*What you need to do:* Give the records back in full, exactly as they read.

*Recorded data:*

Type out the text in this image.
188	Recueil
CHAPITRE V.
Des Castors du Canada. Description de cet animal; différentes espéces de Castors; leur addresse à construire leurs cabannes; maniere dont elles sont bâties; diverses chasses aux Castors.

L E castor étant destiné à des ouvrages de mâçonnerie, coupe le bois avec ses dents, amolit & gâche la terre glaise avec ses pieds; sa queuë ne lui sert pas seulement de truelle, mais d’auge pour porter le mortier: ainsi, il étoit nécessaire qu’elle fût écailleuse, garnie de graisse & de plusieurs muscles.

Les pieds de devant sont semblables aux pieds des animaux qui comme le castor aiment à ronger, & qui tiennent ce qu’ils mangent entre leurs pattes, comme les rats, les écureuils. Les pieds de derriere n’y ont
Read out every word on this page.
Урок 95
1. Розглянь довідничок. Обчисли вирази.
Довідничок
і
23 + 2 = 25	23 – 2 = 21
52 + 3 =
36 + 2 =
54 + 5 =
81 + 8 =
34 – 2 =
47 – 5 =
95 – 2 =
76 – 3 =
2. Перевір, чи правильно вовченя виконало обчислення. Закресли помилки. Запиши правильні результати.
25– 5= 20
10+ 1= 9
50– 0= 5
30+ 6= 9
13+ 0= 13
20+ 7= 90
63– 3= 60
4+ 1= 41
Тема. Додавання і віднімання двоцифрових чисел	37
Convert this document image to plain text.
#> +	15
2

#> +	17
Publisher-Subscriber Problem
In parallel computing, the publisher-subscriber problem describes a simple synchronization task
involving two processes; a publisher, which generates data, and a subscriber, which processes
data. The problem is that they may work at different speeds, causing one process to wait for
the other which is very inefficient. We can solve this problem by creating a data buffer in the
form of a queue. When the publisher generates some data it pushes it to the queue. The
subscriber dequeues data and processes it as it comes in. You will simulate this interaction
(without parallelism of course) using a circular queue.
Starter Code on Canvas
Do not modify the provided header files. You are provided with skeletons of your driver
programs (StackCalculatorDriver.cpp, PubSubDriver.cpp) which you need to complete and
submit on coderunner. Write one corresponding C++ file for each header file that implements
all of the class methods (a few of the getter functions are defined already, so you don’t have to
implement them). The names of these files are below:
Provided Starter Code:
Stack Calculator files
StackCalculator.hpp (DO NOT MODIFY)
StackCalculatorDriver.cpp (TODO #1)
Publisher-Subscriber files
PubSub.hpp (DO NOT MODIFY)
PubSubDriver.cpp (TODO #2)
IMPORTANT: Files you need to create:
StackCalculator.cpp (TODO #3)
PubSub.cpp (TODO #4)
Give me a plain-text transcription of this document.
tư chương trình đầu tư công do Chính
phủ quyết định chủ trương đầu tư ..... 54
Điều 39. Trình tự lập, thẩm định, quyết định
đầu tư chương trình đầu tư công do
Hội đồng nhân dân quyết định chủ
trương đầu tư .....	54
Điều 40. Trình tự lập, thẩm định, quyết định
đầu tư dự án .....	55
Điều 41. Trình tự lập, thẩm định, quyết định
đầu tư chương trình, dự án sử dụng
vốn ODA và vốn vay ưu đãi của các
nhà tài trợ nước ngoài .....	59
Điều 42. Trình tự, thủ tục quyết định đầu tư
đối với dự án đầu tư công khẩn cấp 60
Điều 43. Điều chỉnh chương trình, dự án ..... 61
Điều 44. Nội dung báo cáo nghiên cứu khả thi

*Answer to the task:*
Type out the text in this image.
188	Recueil
CHAPITRE V.
Des Castors du Canada. Description de cet animal; différentes espéces de Castors; leur addresse à construire leurs cabannes; maniere dont elles sont bâties; diverses chasses aux Castors.

L E castor étant destiné à des ouvrages de mâçonnerie, coupe le bois avec ses dents, amolit & gâche la terre glaise avec ses pieds; sa queuë ne lui sert pas seulement de truelle, mais d’auge pour porter le mortier: ainsi, il étoit nécessaire qu’elle fût écailleuse, garnie de graisse & de plusieurs muscles.

Les pieds de devant sont semblables aux pieds des animaux qui comme le castor aiment à ronger, & qui tiennent ce qu’ils mangent entre leurs pattes, comme les rats, les écureuils. Les pieds de derriere n’y ont
Read out every word on this page.
Урок 95
1. Розглянь довідничок. Обчисли вирази.
Довідничок
і
23 + 2 = 25	23 – 2 = 21
52 + 3 =
36 + 2 =
54 + 5 =
81 + 8 =
34 – 2 =
47 – 5 =
95 – 2 =
76 – 3 =
2. Перевір, чи правильно вовченя виконало обчислення. Закресли помилки. Запиши правильні результати.
25– 5= 20
10+ 1= 9
50– 0= 5
30+ 6= 9
13+ 0= 13
20+ 7= 90
63– 3= 60
4+ 1= 41
Тема. Додавання і віднімання двоцифрових чисел	37
Convert this document image to plain text.
#> +	15
2

#> +	17
Publisher-Subscriber Problem
In parallel computing, the publisher-subscriber problem describes a simple synchronization task
involving two processes; a publisher, which generates data, and a subscriber, which processes
data. The problem is that they may work at different speeds, causing one process to wait for
the other which is very inefficient. We can solve this problem by creating a data buffer in the
form of a queue. When the publisher generates some data it pushes it to the queue. The
subscriber dequeues data and processes it as it comes in. You will simulate this interaction
(without parallelism of course) using a circular queue.
Starter Code on Canvas
Do not modify the provided header files. You are provided with skeletons of your driver
programs (StackCalculatorDriver.cpp, PubSubDriver.cpp) which you need to complete and
submit on coderunner. Write one corresponding C++ file for each header file that implements
all of the class methods (a few of the getter functions are defined already, so you don’t have to
implement them). The names of these files are below:
Provided Starter Code:
Stack Calculator files
StackCalculator.hpp (DO NOT MODIFY)
StackCalculatorDriver.cpp (TODO #1)
Publisher-Subscriber files
PubSub.hpp (DO NOT MODIFY)
PubSubDriver.cpp (TODO #2)
IMPORTANT: Files you need to create:
StackCalculator.cpp (TODO #3)
PubSub.cpp (TODO #4)
Give me a plain-text transcription of this document.
tư chương trình đầu tư công do Chính
phủ quyết định chủ trương đầu tư ..... 54
Điều 39. Trình tự lập, thẩm định, quyết định
đầu tư chương trình đầu tư công do
Hội đồng nhân dân quyết định chủ
trương đầu tư .....	54
Điều 40. Trình tự lập, thẩm định, quyết định
đầu tư dự án .....	55
Điều 41. Trình tự lập, thẩm định, quyết định
đầu tư chương trình, dự án sử dụng
vốn ODA và vốn vay ưu đãi của các
nhà tài trợ nước ngoài .....	59
Điều 42. Trình tự, thủ tục quyết định đầu tư
đối với dự án đầu tư công khẩn cấp 60
Điều 43. Điều chỉnh chương trình, dự án ..... 61
Điều 44. Nội dung báo cáo nghiên cứu khả thi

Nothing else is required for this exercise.